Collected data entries
+---+

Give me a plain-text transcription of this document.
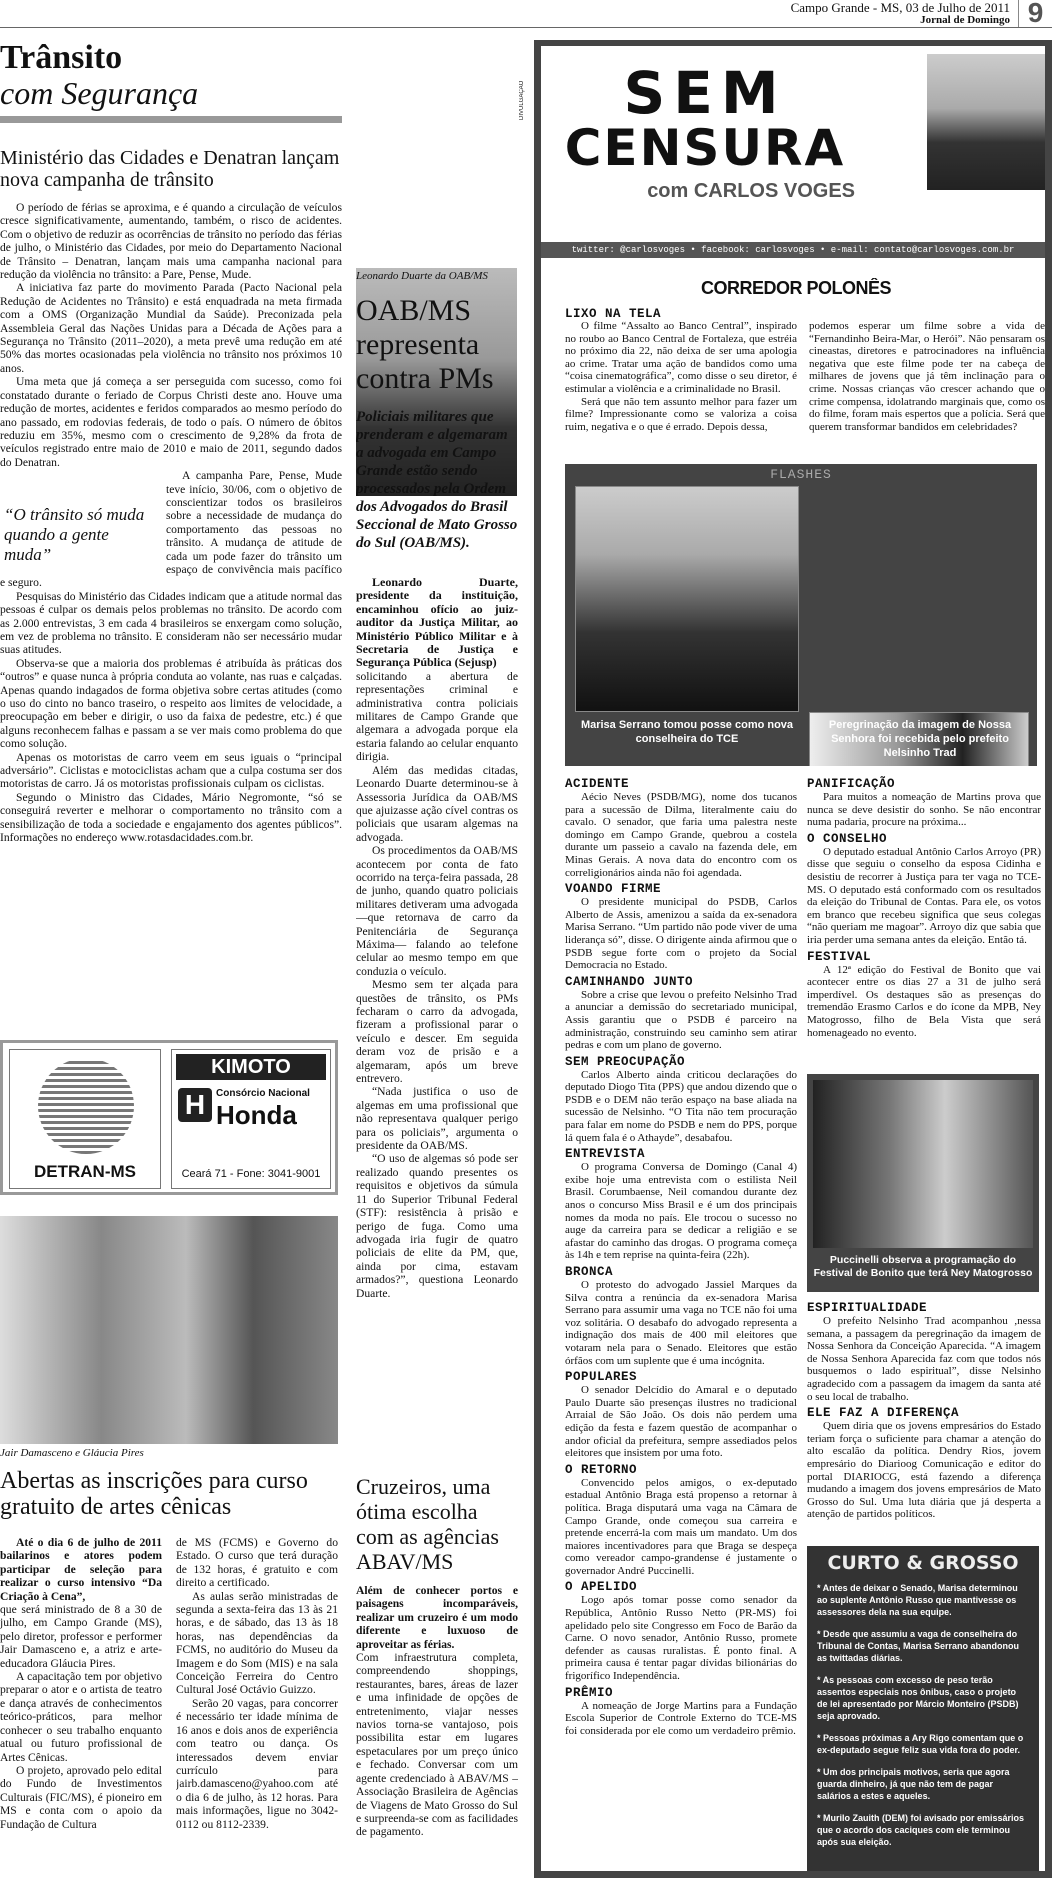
Campo Grande - MS, 03 de Julho de 2011
Jornal de Domingo 9
Trânsito
com Segurança
Ministério das Cidades e Denatran lançam nova campanha de trânsito

O período de férias se aproxima, e é quando a circulação de veículos cresce significativamente, aumentando, também, o risco de acidentes. Com o objetivo de reduzir as ocorrências de trânsito no período das férias de julho, o Ministério das Cidades, por meio do Departamento Nacional de Trânsito – Denatran, lançam mais uma campanha nacional para redução da violência no trânsito: a Pare, Pense, Mude.

A iniciativa faz parte do movimento Parada (Pacto Nacional pela Redução de Acidentes no Trânsito) e está enquadrada na meta firmada com a OMS (Organização Mundial da Saúde). Preconizada pela Assembleia Geral das Nações Unidas para a Década de Ações para a Segurança no Trânsito (2011–2020), a meta prevê uma redução em até 50% das mortes ocasionadas pela violência no trânsito nos próximos 10 anos.

Uma meta que já começa a ser perseguida com sucesso, como foi constatado durante o feriado de Corpus Christi deste ano. Houve uma redução de mortes, acidentes e feridos comparados ao mesmo período do ano passado, em rodovias federais, de todo o país. O número de óbitos reduziu em 35%, mesmo com o crescimento de 9,28% da frota de veículos registrado entre maio de 2010 e maio de 2011, segundo dados do Denatran.

“O trânsito só muda quando a gente muda”

A campanha Pare, Pense, Mude teve início, 30/06, com o objetivo de conscientizar todos os brasileiros sobre a necessidade de mudança do comportamento das pessoas no trânsito. A mudança de atitude de cada um pode fazer do trânsito um espaço de convivência mais pacífico e seguro.

Pesquisas do Ministério das Cidades indicam que a atitude normal das pessoas é culpar os demais pelos problemas no trânsito. De acordo com as 2.000 entrevistas, 3 em cada 4 brasileiros se enxergam como solução, em vez de problema no trânsito. E consideram não ser necessário mudar suas atitudes.

Observa-se que a maioria dos problemas é atribuída às práticas dos “outros” e quase nunca à própria conduta ao volante, nas ruas e calçadas. Apenas quando indagados de forma objetiva sobre certas atitudes (como o uso do cinto no banco traseiro, o respeito aos limites de velocidade, a preocupação em beber e dirigir, o uso da faixa de pedestre, etc.) é que alguns reconhecem falhas e passam a se ver mais como problema do que como solução.

Apenas os motoristas de carro veem em seus iguais o “principal adversário”. Ciclistas e motociclistas acham que a culpa costuma ser dos motoristas de carro. Já os motoristas profissionais culpam os ciclistas.

Segundo o Ministro das Cidades, Mário Negromonte, “só se conseguirá reverter e melhorar o comportamento no trânsito com a sensibilização de toda a sociedade e engajamento dos agentes públicos”. Informações no endereço www.rotasdacidades.com.br.

DETRAN-MS
KIMOTO
H	Consórcio Nacional
Honda
Ceará 71 - Fone: 3041-9001
Jair Damasceno e Gláucia Pires
Abertas as inscrições para curso gratuito de artes cênicas

Até o dia 6 de julho de 2011 bailarinos e atores podem participar de seleção para realizar o curso intensivo “Da Criação à Cena”,

que será ministrado de 8 a 30 de julho, em Campo Grande (MS), pelo diretor, professor e performer Jair Damasceno e, a atriz e arte-educadora Gláucia Pires.

A capacitação tem por objetivo preparar o ator e o artista de teatro e dança através de conhecimentos teórico-práticos, para melhor conhecer o seu trabalho enquanto atual ou futuro profissional de Artes Cênicas.

O projeto, aprovado pelo edital do Fundo de Investimentos Culturais (FIC/MS), é pioneiro em MS e conta com o apoio da Fundação de Cultura

de MS (FCMS) e Governo do Estado. O curso que terá duração de 132 horas, é gratuito e com direito a certificado.

As aulas serão ministradas de segunda a sexta-feira das 13 às 21 horas, e de sábado, das 13 às 18 horas, nas dependências da FCMS, no auditório do Museu da Imagem e do Som (MIS) e na sala Conceição Ferreira do Centro Cultural José Octávio Guizzo.

Serão 20 vagas, para concorrer é necessário ter idade mínima de 16 anos e dois anos de experiência com teatro ou dança. Os interessados devem enviar currículo para jairb.damasceno@yahoo.com até o dia 6 de julho, às 12 horas. Para mais informações, ligue no 3042-0112 ou 8112-2339.

DIVULGAÇÃO
Leonardo Duarte da OAB/MS
OAB/MS representa contra PMs
Policiais militares que prenderam e algemaram a advogada em Campo Grande estão sendo processados pela Ordem dos Advogados do Brasil Seccional de Mato Grosso do Sul (OAB/MS).

Leonardo Duarte, presidente da instituição, encaminhou ofício ao juiz-auditor da Justiça Militar, ao Ministério Público Militar e à Secretaria de Justiça e Segurança Pública (Sejusp)

solicitando a abertura de representações criminal e administrativa contra policiais militares de Campo Grande que algemara a advogada porque ela estaria falando ao celular enquanto dirigia.

Além das medidas citadas, Leonardo Duarte determinou-se à Assessoria Jurídica da OAB/MS que ajuizasse ação cível contras os policiais que usaram algemas na advogada.

Os procedimentos da OAB/MS acontecem por conta de fato ocorrido na terça-feira passada, 28 de junho, quando quatro policiais militares detiveram uma advogada —que retornava de carro da Penitenciária de Segurança Máxima— falando ao telefone celular ao mesmo tempo em que conduzia o veículo.

Mesmo sem ter alçada para questões de trânsito, os PMs fecharam o carro da advogada, fizeram a profissional parar o veículo e descer. Em seguida deram voz de prisão e a algemaram, após um breve entrevero.

“Nada justifica o uso de algemas em uma profissional que não representava qualquer perigo para os policiais”, argumenta o presidente da OAB/MS.

“O uso de algemas só pode ser realizado quando presentes os requisitos e objetivos da súmula 11 do Superior Tribunal Federal (STF): resistência à prisão e perigo de fuga. Como uma advogada iria fugir de quatro policiais de elite da PM, que, ainda por cima, estavam armados?”, questiona Leonardo Duarte.

Cruzeiros, uma ótima escolha com as agências ABAV/MS

Além de conhecer portos e paisagens incomparáveis, realizar um cruzeiro é um modo diferente e luxuoso de aproveitar as férias.

Com infraestrutura completa, compreendendo shoppings, restaurantes, bares, áreas de lazer e uma infinidade de opções de entretenimento, viajar nesses navios torna-se vantajoso, pois possibilita estar em lugares espetaculares por um preço único e fechado. Conversar com um agente credenciado à ABAV/MS – Associação Brasileira de Agências de Viagens de Mato Grosso do Sul e surpreenda-se com as facilidades de pagamento.

SEM
CENSURA
com CARLOS VOGES
twitter: @carlosvoges • facebook: carlosvoges • e-mail: contato@carlosvoges.com.br
CORREDOR POLONÊS
LIXO NA TELA

O filme “Assalto ao Banco Central”, inspirado no roubo ao Banco Central de Fortaleza, que estréia no próximo dia 22, não deixa de ser uma apologia ao crime. Tratar uma ação de bandidos como uma “coisa cinematográfica”, como disse o seu diretor, é estimular a violência e a criminalidade no Brasil.

Será que não tem assunto melhor para fazer um filme? Impressionante como se valoriza a coisa ruim, negativa e o que é errado. Depois dessa,

podemos esperar um filme sobre a vida de “Fernandinho Beira-Mar, o Herói”. Não pensaram os cineastas, diretores e patrocinadores na influência negativa que este filme pode ter na cabeça de milhares de jovens que já têm inclinação para o crime. Nossas crianças vão crescer achando que o crime compensa, idolatrando marginais que, como os do filme, foram mais espertos que a polícia. Será que querem transformar bandidos em celebridades?

FLASHES
Marisa Serrano tomou posse como nova conselheira do TCE
Peregrinação da imagem de Nossa Senhora foi recebida pelo prefeito Nelsinho Trad
ACIDENTE

Aécio Neves (PSDB/MG), nome dos tucanos para a sucessão de Dilma, literalmente caiu do cavalo. O senador, que faria uma palestra neste domingo em Campo Grande, quebrou a costela durante um passeio a cavalo na fazenda dele, em Minas Gerais. A nova data do encontro com os correligionários ainda não foi agendada.

VOANDO FIRME

O presidente municipal do PSDB, Carlos Alberto de Assis, amenizou a saída da ex-senadora Marisa Serrano. “Um partido não pode viver de uma liderança só”, disse. O dirigente ainda afirmou que o PSDB segue forte com o projeto da Social Democracia no Estado.

CAMINHANDO JUNTO

Sobre a crise que levou o prefeito Nelsinho Trad a anunciar a demissão do secretariado municipal, Assis garantiu que o PSDB é parceiro na administração, construindo seu caminho sem atirar pedras e com um plano de governo.

SEM PREOCUPAÇÃO

Carlos Alberto ainda criticou declarações do deputado Diogo Tita (PPS) que andou dizendo que o PSDB e o DEM não terão espaço na base aliada na sucessão de Nelsinho. “O Tita não tem procuração para falar em nome do PSDB e nem do PPS, porque lá quem fala é o Athayde”, desabafou.

ENTREVISTA

O programa Conversa de Domingo (Canal 4) exibe hoje uma entrevista com o estilista Neil Brasil. Corumbaense, Neil comandou durante dez anos o concurso Miss Brasil e é um dos principais nomes da moda no país. Ele trocou o sucesso no auge da carreira para se dedicar a religião e se afastar do caminho das drogas. O programa começa às 14h e tem reprise na quinta-feira (22h).

BRONCA

O protesto do advogado Jassiel Marques da Silva contra a renúncia da ex-senadora Marisa Serrano para assumir uma vaga no TCE não foi uma voz solitária. O desabafo do advogado representa a indignação dos mais de 400 mil eleitores que votaram nela para o Senado. Eleitores que estão órfãos com um suplente que é uma incógnita.

POPULARES

O senador Delcídio do Amaral e o deputado Paulo Duarte são presenças ilustres no tradicional Arraial de São João. Os dois não perdem uma edição da festa e fazem questão de acompanhar o andor oficial da prefeitura, sempre assediados pelos eleitores que insistem por uma foto.

O RETORNO

Convencido pelos amigos, o ex-deputado estadual Antônio Braga está propenso a retornar à política. Braga disputará uma vaga na Câmara de Campo Grande, onde começou sua carreira e pretende encerrá-la com mais um mandato. Um dos maiores incentivadores para que Braga se despeça como vereador campo-grandense é justamente o governador André Puccinelli.

O APELIDO

Logo após tomar posse como senador da República, Antônio Russo Netto (PR-MS) foi apelidado pelo site Congresso em Foco de Barão da Carne. O novo senador, Antônio Russo, promete defender as causas ruralistas. É ponto final. A primeira causa é tentar pagar dívidas bilionárias do frigorífico Independência.

PRÊMIO

A nomeação de Jorge Martins para a Fundação Escola Superior de Controle Externo do TCE-MS foi considerada por ele como um verdadeiro prêmio.

PANIFICAÇÃO

Para muitos a nomeação de Martins prova que nunca se deve desistir do sonho. Se não encontrar numa padaria, procure na próxima...

O CONSELHO

O deputado estadual Antônio Carlos Arroyo (PR) disse que seguiu o conselho da esposa Cidinha e desistiu de recorrer à Justiça para ter vaga no TCE-MS. O deputado está conformado com os resultados da eleição do Tribunal de Contas. Para ele, os votos em branco que recebeu significa que seus colegas “não queriam me magoar”. Arroyo diz que sabia que iria perder uma semana antes da eleição. Então tá.

FESTIVAL

A 12ª edição do Festival de Bonito que vai acontecer entre os dias 27 a 31 de julho será imperdível. Os destaques são as presenças do tremendão Erasmo Carlos e do ícone da MPB, Ney Matogrosso, filho de Bela Vista que será homenageado no evento.

Puccinelli observa a programação do Festival de Bonito que terá Ney Matogrosso
ESPIRITUALIDADE

O prefeito Nelsinho Trad acompanhou ,nessa semana, a passagem da peregrinação da imagem de Nossa Senhora da Conceição Aparecida. “A imagem de Nossa Senhora Aparecida faz com que todos nós busquemos o lado espiritual”, disse Nelsinho agradecido com a passagem da imagem da santa até o seu local de trabalho.

ELE FAZ A DIFERENÇA

Quem diria que os jovens empresários do Estado teriam força o suficiente para chamar a atenção do alto escalão da política. Dendry Rios, jovem empresário do Diarioog Comunicação e editor do portal DIARIOCG, está fazendo a diferença mudando a imagem dos jovens empresários de Mato Grosso do Sul. Uma luta diária que já desperta a atenção de partidos políticos.

CURTO & GROSSO
* Antes de deixar o Senado, Marisa determinou ao suplente Antônio Russo que mantivesse os assessores dela na sua equipe.
* Desde que assumiu a vaga de conselheira do Tribunal de Contas, Marisa Serrano abandonou as twittadas diárias.
* As pessoas com excesso de peso terão assentos especiais nos ônibus, caso o projeto de lei apresentado por Márcio Monteiro (PSDB) seja aprovado.
* Pessoas próximas a Ary Rigo comentam que o ex-deputado segue feliz sua vida fora do poder.
* Um dos principais motivos, seria que agora guarda dinheiro, já que não tem de pagar salários a estes e aqueles.
* Murilo Zauith (DEM) foi avisado por emissários que o acordo dos caciques com ele terminou após sua eleição.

+---+

Written task: Using the listing above, list every line in which the string "Fundação" occurs.

Response:
O projeto, aprovado pelo edital do Fundo de Investimentos Culturais (FIC/MS), é pioneiro em MS e conta com o apoio da Fundação de Cultura
A nomeação de Jorge Martins para a Fundação Escola Superior de Controle Externo do TCE-MS foi considerada por ele como um verdadeiro prêmio.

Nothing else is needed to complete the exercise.